STATED TASK: Gather each line of the records where "content" appears.

RECORDS FOR THE EXERCISE:
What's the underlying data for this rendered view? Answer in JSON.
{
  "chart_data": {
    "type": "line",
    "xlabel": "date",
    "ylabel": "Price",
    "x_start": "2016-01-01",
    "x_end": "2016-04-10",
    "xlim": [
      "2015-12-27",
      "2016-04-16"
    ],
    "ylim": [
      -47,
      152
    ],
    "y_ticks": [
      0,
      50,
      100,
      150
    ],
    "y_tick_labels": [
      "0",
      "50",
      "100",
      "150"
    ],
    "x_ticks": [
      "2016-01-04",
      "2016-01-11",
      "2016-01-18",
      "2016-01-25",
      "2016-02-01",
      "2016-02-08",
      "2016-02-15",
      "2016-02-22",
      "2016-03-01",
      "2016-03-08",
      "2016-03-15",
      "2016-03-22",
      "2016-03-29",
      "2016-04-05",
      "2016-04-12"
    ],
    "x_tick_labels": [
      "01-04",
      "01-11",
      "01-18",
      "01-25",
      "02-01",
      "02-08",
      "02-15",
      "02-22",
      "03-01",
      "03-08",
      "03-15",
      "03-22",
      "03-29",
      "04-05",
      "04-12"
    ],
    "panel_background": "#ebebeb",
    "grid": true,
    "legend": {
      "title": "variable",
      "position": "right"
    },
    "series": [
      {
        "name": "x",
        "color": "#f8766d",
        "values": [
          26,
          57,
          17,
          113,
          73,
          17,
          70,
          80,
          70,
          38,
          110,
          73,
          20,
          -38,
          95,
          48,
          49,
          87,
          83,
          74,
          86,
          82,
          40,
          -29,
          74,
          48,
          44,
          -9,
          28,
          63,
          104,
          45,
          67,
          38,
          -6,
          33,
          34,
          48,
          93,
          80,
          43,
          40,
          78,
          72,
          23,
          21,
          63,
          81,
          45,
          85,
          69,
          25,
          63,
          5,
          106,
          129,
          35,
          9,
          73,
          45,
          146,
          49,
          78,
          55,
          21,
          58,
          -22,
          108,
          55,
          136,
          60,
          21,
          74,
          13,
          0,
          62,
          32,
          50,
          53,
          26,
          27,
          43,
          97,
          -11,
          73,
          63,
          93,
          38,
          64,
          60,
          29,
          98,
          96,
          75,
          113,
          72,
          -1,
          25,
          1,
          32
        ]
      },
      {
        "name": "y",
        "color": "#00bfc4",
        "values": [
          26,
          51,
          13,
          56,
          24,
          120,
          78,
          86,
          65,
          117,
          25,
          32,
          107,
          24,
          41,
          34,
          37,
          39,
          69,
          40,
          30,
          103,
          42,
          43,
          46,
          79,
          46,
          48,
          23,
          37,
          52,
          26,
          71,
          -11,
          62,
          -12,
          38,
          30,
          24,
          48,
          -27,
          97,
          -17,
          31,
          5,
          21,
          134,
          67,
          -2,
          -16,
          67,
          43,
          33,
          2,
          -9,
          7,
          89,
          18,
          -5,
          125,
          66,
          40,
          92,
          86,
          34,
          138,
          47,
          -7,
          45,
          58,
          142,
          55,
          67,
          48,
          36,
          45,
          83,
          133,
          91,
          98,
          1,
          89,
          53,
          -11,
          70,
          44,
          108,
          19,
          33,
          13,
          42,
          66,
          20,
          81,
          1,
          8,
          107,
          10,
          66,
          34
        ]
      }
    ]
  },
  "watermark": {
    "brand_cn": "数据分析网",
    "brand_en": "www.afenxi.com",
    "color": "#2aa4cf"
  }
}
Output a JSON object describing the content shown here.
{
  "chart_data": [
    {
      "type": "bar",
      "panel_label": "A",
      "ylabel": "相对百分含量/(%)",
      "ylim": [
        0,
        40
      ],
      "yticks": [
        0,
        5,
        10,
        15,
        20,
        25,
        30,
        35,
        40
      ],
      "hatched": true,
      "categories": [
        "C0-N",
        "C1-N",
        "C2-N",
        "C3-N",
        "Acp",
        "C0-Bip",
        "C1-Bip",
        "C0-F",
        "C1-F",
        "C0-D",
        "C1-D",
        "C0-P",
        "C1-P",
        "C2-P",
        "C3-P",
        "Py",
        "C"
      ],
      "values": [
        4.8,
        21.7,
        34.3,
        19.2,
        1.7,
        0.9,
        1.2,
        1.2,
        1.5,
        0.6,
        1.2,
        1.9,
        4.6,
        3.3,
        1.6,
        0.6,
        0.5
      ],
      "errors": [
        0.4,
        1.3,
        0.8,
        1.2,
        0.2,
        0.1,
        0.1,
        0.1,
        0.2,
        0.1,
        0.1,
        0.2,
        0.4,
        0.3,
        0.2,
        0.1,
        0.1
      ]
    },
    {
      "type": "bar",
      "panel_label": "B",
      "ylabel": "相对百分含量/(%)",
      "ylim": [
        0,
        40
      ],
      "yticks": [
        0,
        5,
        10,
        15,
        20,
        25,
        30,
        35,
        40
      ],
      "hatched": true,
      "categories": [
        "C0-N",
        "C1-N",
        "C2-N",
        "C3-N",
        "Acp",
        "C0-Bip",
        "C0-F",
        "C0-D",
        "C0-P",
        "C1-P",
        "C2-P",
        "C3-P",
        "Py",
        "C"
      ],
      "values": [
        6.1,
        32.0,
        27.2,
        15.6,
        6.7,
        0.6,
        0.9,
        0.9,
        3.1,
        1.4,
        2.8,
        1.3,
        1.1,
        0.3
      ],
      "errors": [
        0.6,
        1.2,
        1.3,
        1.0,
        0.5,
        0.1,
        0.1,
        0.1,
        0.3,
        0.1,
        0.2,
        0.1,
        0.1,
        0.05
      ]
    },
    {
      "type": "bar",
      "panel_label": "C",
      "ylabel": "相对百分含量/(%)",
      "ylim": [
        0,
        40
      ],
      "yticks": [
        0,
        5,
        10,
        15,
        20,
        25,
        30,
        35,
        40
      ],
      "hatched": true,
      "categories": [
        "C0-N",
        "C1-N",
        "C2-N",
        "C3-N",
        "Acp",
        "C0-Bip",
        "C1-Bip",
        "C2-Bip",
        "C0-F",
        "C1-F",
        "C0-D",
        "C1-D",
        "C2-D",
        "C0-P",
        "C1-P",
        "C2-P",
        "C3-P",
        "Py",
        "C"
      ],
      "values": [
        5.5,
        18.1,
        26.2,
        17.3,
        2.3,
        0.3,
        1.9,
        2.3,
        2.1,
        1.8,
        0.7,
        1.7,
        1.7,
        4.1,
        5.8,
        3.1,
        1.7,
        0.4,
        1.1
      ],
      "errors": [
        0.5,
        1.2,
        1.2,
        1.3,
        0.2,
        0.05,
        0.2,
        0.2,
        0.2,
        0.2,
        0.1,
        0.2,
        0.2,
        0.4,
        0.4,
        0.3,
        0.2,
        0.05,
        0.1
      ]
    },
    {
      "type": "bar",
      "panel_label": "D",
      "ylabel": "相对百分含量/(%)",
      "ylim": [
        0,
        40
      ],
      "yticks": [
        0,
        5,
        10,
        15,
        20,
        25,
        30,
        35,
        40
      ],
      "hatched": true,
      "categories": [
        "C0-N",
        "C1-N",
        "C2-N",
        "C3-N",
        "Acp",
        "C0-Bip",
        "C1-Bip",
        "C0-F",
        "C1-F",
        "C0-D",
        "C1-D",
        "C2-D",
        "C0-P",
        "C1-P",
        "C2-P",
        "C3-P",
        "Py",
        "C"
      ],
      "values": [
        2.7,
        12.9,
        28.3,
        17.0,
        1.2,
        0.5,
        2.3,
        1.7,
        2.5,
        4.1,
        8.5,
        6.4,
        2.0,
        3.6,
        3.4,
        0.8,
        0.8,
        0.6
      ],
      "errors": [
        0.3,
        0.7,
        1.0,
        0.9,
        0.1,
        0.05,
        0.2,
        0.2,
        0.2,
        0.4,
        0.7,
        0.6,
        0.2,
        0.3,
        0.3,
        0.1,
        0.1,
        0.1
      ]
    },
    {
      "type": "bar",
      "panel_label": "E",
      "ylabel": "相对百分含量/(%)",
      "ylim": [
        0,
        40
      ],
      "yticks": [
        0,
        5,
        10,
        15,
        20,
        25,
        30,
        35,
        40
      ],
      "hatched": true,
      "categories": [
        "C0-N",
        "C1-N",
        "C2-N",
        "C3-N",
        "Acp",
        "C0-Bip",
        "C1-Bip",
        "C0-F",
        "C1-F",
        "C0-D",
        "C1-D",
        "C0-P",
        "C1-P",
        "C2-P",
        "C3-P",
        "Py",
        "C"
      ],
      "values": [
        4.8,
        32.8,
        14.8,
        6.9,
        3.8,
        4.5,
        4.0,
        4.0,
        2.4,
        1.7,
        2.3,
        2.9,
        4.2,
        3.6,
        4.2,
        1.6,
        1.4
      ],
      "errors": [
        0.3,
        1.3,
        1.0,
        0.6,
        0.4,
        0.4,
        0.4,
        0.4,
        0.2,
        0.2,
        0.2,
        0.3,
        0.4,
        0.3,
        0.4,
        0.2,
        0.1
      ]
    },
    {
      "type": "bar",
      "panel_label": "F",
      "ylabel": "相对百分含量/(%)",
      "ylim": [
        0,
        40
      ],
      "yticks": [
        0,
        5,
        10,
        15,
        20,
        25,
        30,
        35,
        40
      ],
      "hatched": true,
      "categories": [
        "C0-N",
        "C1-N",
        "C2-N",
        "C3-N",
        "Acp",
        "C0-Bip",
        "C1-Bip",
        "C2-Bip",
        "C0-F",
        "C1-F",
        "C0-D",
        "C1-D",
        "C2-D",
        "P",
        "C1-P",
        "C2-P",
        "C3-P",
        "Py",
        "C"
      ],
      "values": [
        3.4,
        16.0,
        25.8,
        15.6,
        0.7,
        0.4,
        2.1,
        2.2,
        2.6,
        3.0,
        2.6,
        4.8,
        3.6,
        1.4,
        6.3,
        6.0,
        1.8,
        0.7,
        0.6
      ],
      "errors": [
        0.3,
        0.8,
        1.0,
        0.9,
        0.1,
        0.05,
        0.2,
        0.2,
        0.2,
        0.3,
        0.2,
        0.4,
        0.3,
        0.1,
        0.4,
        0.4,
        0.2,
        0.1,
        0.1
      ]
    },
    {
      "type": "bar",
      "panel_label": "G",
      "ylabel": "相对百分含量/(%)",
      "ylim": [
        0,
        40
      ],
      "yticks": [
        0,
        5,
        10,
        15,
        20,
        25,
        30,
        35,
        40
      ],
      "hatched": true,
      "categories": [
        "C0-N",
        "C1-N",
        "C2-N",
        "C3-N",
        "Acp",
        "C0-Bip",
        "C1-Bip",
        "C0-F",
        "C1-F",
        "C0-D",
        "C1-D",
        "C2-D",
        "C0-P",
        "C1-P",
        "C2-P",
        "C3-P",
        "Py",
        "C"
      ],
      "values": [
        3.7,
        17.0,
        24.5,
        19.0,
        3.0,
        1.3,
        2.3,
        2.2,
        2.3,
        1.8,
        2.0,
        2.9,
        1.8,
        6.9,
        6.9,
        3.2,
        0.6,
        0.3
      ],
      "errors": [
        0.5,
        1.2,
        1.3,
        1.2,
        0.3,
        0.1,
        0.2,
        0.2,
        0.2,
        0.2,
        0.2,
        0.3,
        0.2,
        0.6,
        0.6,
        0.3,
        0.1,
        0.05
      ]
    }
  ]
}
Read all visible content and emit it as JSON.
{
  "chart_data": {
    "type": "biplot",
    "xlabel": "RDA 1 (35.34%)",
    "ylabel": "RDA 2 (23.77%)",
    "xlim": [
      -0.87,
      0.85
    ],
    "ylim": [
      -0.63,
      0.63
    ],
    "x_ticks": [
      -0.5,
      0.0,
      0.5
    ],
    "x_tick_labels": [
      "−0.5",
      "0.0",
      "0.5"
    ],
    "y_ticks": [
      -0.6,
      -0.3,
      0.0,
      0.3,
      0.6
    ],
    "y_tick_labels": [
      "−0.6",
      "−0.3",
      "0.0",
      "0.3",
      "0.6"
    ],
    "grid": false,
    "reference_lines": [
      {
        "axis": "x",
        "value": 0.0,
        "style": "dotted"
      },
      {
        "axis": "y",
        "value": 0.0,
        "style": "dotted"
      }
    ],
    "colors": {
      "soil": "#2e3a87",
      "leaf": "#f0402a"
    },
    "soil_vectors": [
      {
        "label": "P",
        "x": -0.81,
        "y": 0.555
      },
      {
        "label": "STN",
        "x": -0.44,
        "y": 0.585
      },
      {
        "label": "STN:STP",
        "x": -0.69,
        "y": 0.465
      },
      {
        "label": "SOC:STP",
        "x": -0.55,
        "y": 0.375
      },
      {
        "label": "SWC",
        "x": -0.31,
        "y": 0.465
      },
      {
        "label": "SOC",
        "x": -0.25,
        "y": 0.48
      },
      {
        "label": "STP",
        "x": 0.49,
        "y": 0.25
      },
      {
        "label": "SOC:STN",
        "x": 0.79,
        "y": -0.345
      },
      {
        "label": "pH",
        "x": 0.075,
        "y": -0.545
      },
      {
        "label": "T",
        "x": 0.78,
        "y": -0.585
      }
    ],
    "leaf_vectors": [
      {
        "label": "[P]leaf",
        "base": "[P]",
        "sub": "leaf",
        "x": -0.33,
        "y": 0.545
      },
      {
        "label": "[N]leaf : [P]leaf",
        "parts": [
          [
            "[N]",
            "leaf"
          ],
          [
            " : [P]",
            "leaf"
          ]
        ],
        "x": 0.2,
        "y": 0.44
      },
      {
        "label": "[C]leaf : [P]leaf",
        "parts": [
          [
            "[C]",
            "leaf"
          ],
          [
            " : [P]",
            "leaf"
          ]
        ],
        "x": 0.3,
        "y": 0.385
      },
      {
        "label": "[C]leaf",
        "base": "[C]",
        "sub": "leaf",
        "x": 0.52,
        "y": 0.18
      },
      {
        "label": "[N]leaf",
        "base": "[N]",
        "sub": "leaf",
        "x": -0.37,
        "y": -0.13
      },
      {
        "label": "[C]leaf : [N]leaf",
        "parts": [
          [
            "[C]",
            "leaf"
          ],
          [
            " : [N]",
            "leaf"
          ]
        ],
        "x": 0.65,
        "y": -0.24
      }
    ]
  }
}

SOLUTION:
Output a JSON object describing the content shown here.
Read all visible content and emit it as JSON.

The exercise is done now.